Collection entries
========================================================================

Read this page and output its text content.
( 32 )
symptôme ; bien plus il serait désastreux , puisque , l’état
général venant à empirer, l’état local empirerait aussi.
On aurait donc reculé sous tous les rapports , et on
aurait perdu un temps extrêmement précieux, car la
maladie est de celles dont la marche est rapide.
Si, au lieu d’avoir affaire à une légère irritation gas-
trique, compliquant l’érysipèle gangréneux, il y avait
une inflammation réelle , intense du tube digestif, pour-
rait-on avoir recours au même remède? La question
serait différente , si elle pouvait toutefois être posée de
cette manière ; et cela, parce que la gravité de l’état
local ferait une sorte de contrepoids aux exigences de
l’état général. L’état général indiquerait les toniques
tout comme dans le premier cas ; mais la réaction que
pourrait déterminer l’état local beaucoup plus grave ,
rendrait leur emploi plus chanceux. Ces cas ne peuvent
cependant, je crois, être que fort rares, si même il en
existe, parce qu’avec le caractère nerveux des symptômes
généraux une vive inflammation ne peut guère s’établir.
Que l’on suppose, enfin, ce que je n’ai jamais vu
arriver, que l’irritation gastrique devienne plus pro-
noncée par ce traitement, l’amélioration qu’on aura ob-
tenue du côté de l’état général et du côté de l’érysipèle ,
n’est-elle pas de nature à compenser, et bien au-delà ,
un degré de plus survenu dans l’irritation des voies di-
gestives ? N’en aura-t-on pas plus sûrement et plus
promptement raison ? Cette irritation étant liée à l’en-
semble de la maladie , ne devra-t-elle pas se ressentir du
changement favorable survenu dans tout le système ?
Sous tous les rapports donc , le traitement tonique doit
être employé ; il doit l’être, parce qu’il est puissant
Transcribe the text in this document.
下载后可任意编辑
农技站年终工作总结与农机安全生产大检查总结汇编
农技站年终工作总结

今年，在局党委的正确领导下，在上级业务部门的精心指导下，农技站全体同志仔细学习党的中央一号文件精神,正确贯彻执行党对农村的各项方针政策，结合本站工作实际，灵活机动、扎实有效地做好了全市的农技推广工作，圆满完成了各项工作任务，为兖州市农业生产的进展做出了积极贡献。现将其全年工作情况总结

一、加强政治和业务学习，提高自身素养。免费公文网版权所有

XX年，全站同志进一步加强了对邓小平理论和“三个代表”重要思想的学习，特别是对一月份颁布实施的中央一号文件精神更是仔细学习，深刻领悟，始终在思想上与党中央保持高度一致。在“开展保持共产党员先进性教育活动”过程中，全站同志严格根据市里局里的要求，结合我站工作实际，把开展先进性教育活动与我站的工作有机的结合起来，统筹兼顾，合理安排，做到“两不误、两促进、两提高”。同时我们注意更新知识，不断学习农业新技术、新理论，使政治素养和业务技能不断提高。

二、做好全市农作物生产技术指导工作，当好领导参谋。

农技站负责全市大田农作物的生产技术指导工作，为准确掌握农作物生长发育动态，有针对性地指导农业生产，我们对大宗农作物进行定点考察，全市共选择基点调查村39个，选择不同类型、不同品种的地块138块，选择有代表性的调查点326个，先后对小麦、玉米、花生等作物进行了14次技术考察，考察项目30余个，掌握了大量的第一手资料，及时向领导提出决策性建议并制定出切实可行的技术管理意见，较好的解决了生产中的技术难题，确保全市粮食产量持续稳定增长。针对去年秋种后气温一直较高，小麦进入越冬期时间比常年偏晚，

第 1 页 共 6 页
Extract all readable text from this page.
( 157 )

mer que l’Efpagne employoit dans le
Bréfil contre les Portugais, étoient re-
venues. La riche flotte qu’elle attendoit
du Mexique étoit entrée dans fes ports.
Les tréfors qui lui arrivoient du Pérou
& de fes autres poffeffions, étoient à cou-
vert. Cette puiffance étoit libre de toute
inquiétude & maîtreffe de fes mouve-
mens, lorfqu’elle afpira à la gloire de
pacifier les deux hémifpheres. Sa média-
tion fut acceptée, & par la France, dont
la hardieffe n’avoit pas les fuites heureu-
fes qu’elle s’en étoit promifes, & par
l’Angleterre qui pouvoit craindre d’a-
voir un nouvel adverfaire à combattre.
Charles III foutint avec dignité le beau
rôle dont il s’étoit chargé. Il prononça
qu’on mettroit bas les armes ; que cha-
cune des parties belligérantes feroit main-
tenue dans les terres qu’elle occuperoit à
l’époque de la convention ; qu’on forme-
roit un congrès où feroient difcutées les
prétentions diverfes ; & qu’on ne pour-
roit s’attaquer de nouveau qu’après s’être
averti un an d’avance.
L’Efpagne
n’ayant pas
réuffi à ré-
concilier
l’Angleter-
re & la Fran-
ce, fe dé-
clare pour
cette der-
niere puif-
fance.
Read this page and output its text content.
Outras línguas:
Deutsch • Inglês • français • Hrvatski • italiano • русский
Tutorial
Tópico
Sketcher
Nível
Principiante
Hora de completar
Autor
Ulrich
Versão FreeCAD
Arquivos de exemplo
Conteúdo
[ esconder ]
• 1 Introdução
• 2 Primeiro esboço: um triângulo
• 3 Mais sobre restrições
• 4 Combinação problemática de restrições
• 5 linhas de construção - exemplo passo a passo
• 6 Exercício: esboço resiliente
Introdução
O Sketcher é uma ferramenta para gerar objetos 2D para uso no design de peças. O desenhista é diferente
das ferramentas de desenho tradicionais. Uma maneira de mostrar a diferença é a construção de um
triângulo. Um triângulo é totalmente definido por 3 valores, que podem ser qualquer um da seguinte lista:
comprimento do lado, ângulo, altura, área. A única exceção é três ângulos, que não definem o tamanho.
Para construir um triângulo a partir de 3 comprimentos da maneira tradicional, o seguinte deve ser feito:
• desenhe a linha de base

========================================================================

Transcribe the material exactly as it reads.

Read this page and output its text content.
( 32 )
symptôme ; bien plus il serait désastreux , puisque , l’état
général venant à empirer, l’état local empirerait aussi.
On aurait donc reculé sous tous les rapports , et on
aurait perdu un temps extrêmement précieux, car la
maladie est de celles dont la marche est rapide.
Si, au lieu d’avoir affaire à une légère irritation gas-
trique, compliquant l’érysipèle gangréneux, il y avait
une inflammation réelle , intense du tube digestif, pour-
rait-on avoir recours au même remède? La question
serait différente , si elle pouvait toutefois être posée de
cette manière ; et cela, parce que la gravité de l’état
local ferait une sorte de contrepoids aux exigences de
l’état général. L’état général indiquerait les toniques
tout comme dans le premier cas ; mais la réaction que
pourrait déterminer l’état local beaucoup plus grave ,
rendrait leur emploi plus chanceux. Ces cas ne peuvent
cependant, je crois, être que fort rares, si même il en
existe, parce qu’avec le caractère nerveux des symptômes
généraux une vive inflammation ne peut guère s’établir.
Que l’on suppose, enfin, ce que je n’ai jamais vu
arriver, que l’irritation gastrique devienne plus pro-
noncée par ce traitement, l’amélioration qu’on aura ob-
tenue du côté de l’état général et du côté de l’érysipèle ,
n’est-elle pas de nature à compenser, et bien au-delà ,
un degré de plus survenu dans l’irritation des voies di-
gestives ? N’en aura-t-on pas plus sûrement et plus
promptement raison ? Cette irritation étant liée à l’en-
semble de la maladie , ne devra-t-elle pas se ressentir du
changement favorable survenu dans tout le système ?
Sous tous les rapports donc , le traitement tonique doit
être employé ; il doit l’être, parce qu’il est puissant
Transcribe the text in this document.
下载后可任意编辑
农技站年终工作总结与农机安全生产大检查总结汇编
农技站年终工作总结

今年，在局党委的正确领导下，在上级业务部门的精心指导下，农技站全体同志仔细学习党的中央一号文件精神,正确贯彻执行党对农村的各项方针政策，结合本站工作实际，灵活机动、扎实有效地做好了全市的农技推广工作，圆满完成了各项工作任务，为兖州市农业生产的进展做出了积极贡献。现将其全年工作情况总结

一、加强政治和业务学习，提高自身素养。免费公文网版权所有

XX年，全站同志进一步加强了对邓小平理论和“三个代表”重要思想的学习，特别是对一月份颁布实施的中央一号文件精神更是仔细学习，深刻领悟，始终在思想上与党中央保持高度一致。在“开展保持共产党员先进性教育活动”过程中，全站同志严格根据市里局里的要求，结合我站工作实际，把开展先进性教育活动与我站的工作有机的结合起来，统筹兼顾，合理安排，做到“两不误、两促进、两提高”。同时我们注意更新知识，不断学习农业新技术、新理论，使政治素养和业务技能不断提高。

二、做好全市农作物生产技术指导工作，当好领导参谋。

农技站负责全市大田农作物的生产技术指导工作，为准确掌握农作物生长发育动态，有针对性地指导农业生产，我们对大宗农作物进行定点考察，全市共选择基点调查村39个，选择不同类型、不同品种的地块138块，选择有代表性的调查点326个，先后对小麦、玉米、花生等作物进行了14次技术考察，考察项目30余个，掌握了大量的第一手资料，及时向领导提出决策性建议并制定出切实可行的技术管理意见，较好的解决了生产中的技术难题，确保全市粮食产量持续稳定增长。针对去年秋种后气温一直较高，小麦进入越冬期时间比常年偏晚，

第 1 页 共 6 页
Extract all readable text from this page.
( 157 )

mer que l’Efpagne employoit dans le
Bréfil contre les Portugais, étoient re-
venues. La riche flotte qu’elle attendoit
du Mexique étoit entrée dans fes ports.
Les tréfors qui lui arrivoient du Pérou
& de fes autres poffeffions, étoient à cou-
vert. Cette puiffance étoit libre de toute
inquiétude & maîtreffe de fes mouve-
mens, lorfqu’elle afpira à la gloire de
pacifier les deux hémifpheres. Sa média-
tion fut acceptée, & par la France, dont
la hardieffe n’avoit pas les fuites heureu-
fes qu’elle s’en étoit promifes, & par
l’Angleterre qui pouvoit craindre d’a-
voir un nouvel adverfaire à combattre.
Charles III foutint avec dignité le beau
rôle dont il s’étoit chargé. Il prononça
qu’on mettroit bas les armes ; que cha-
cune des parties belligérantes feroit main-
tenue dans les terres qu’elle occuperoit à
l’époque de la convention ; qu’on forme-
roit un congrès où feroient difcutées les
prétentions diverfes ; & qu’on ne pour-
roit s’attaquer de nouveau qu’après s’être
averti un an d’avance.
L’Efpagne
n’ayant pas
réuffi à ré-
concilier
l’Angleter-
re & la Fran-
ce, fe dé-
clare pour
cette der-
niere puif-
fance.
Read this page and output its text content.
Outras línguas:
Deutsch • Inglês • français • Hrvatski • italiano • русский
Tutorial
Tópico
Sketcher
Nível
Principiante
Hora de completar
Autor
Ulrich
Versão FreeCAD
Arquivos de exemplo
Conteúdo
[ esconder ]
• 1 Introdução
• 2 Primeiro esboço: um triângulo
• 3 Mais sobre restrições
• 4 Combinação problemática de restrições
• 5 linhas de construção - exemplo passo a passo
• 6 Exercício: esboço resiliente
Introdução
O Sketcher é uma ferramenta para gerar objetos 2D para uso no design de peças. O desenhista é diferente
das ferramentas de desenho tradicionais. Uma maneira de mostrar a diferença é a construção de um
triângulo. Um triângulo é totalmente definido por 3 valores, que podem ser qualquer um da seguinte lista:
comprimento do lado, ângulo, altura, área. A única exceção é três ângulos, que não definem o tamanho.
Para construir um triângulo a partir de 3 comprimentos da maneira tradicional, o seguinte deve ser feito:
• desenhe a linha de base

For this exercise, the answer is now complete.